Task requirements
State the number of lines below in which the word "Dauntless" appears. Nothing else belongs in the answer.

— START OF Dataset entries —

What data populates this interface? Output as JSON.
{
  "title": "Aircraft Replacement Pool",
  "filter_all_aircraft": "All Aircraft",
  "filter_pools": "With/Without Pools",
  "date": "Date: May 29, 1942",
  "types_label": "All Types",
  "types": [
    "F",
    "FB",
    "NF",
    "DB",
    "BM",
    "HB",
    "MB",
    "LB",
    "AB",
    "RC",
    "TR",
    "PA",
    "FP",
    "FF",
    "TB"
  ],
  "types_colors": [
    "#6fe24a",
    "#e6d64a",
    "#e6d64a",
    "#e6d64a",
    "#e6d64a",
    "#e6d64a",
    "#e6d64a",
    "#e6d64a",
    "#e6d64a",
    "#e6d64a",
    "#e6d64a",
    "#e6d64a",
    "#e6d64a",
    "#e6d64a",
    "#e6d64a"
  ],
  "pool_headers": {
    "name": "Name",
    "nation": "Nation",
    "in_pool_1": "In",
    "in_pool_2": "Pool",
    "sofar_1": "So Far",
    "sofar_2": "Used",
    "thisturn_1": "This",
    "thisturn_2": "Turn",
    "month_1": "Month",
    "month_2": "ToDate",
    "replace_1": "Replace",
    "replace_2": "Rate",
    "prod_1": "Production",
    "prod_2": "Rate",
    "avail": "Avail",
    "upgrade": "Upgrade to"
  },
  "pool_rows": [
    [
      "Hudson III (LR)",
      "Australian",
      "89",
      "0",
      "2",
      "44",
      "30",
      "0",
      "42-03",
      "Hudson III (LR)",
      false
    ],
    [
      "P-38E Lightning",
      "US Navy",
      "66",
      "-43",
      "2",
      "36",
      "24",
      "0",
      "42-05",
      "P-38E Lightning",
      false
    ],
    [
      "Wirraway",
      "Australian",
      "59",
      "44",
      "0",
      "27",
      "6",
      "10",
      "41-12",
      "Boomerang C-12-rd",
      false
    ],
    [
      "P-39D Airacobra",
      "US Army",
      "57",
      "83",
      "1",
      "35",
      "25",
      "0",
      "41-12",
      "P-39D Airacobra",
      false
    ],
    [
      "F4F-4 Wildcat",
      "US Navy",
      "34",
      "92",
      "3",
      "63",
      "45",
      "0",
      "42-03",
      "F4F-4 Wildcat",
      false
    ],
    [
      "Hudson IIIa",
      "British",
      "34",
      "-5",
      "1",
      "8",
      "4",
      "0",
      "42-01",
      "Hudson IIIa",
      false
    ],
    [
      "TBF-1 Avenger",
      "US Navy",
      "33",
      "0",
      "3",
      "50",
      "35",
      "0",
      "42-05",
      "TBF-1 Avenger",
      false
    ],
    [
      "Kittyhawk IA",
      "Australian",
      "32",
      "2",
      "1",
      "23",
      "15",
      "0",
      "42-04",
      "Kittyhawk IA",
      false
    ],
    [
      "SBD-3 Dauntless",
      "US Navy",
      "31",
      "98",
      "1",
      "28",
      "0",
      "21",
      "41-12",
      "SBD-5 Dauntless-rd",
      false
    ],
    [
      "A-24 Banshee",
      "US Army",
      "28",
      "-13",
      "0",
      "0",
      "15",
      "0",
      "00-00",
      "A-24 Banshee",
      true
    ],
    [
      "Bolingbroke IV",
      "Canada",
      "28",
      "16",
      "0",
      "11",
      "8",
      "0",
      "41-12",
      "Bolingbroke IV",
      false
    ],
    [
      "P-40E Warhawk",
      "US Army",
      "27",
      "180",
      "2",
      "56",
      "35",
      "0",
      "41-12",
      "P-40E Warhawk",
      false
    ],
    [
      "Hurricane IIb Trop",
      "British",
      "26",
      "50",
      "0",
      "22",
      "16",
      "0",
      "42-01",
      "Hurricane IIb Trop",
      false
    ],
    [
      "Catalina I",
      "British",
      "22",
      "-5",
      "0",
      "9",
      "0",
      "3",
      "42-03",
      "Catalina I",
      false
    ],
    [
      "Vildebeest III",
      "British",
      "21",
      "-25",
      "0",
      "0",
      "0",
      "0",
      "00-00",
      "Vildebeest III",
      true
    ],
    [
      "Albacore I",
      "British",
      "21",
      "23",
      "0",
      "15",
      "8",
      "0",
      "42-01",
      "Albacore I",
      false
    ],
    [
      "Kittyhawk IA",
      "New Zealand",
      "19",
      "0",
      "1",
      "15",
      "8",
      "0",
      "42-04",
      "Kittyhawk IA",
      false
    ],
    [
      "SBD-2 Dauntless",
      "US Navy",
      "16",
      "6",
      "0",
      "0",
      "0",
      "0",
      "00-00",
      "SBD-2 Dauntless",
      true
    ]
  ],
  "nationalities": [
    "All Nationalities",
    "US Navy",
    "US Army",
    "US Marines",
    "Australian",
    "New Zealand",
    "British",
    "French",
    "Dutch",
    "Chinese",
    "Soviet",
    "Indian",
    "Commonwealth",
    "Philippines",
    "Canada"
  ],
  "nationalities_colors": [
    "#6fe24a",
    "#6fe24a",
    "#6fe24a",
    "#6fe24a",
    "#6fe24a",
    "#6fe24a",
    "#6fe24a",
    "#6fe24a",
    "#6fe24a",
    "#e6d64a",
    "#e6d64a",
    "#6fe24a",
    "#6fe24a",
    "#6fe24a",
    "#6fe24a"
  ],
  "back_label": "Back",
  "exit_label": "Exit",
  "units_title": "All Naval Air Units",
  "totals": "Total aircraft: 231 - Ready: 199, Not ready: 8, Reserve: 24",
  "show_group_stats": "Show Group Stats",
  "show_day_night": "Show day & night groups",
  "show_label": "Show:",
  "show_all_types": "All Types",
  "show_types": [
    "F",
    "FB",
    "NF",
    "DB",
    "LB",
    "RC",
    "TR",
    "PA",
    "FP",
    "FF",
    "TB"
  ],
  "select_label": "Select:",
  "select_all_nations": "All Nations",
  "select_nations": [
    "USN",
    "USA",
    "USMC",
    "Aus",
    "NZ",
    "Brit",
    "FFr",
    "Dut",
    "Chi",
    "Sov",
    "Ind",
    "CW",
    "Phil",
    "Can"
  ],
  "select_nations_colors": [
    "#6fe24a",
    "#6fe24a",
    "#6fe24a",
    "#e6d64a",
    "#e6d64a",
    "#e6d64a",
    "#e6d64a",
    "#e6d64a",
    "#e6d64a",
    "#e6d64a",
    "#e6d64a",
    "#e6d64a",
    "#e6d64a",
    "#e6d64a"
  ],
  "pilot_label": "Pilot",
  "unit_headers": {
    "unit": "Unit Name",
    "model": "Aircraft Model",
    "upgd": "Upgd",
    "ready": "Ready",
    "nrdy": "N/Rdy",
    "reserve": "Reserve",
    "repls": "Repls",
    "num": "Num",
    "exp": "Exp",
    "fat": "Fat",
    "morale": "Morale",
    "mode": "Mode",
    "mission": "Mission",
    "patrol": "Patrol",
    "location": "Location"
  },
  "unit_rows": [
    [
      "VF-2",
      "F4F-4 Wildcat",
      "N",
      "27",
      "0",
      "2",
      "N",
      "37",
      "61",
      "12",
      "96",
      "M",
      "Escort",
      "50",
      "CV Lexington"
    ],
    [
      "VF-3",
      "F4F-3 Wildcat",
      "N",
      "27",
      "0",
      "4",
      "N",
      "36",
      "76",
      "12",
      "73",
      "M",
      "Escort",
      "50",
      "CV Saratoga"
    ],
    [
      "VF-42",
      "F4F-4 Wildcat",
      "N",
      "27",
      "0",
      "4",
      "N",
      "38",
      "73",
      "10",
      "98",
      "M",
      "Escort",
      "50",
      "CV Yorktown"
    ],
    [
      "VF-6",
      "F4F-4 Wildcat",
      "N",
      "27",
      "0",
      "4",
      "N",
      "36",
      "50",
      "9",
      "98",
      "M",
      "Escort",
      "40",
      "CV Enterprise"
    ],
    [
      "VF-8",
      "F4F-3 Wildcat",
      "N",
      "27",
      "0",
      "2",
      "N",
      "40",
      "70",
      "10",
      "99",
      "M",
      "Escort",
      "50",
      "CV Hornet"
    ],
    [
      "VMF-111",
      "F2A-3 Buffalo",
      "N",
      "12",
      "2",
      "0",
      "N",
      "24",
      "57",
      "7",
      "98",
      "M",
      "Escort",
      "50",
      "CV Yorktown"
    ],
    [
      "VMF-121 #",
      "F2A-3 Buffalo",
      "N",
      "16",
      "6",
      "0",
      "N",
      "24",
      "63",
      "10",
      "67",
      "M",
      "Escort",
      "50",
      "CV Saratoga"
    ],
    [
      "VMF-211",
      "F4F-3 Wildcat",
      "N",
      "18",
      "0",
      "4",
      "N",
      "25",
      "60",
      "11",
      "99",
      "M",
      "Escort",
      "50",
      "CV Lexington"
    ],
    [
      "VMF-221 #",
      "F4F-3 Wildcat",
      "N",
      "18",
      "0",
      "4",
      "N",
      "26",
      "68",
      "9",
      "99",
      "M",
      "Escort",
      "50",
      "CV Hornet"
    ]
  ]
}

— END OF Dataset entries —

Response to the task
4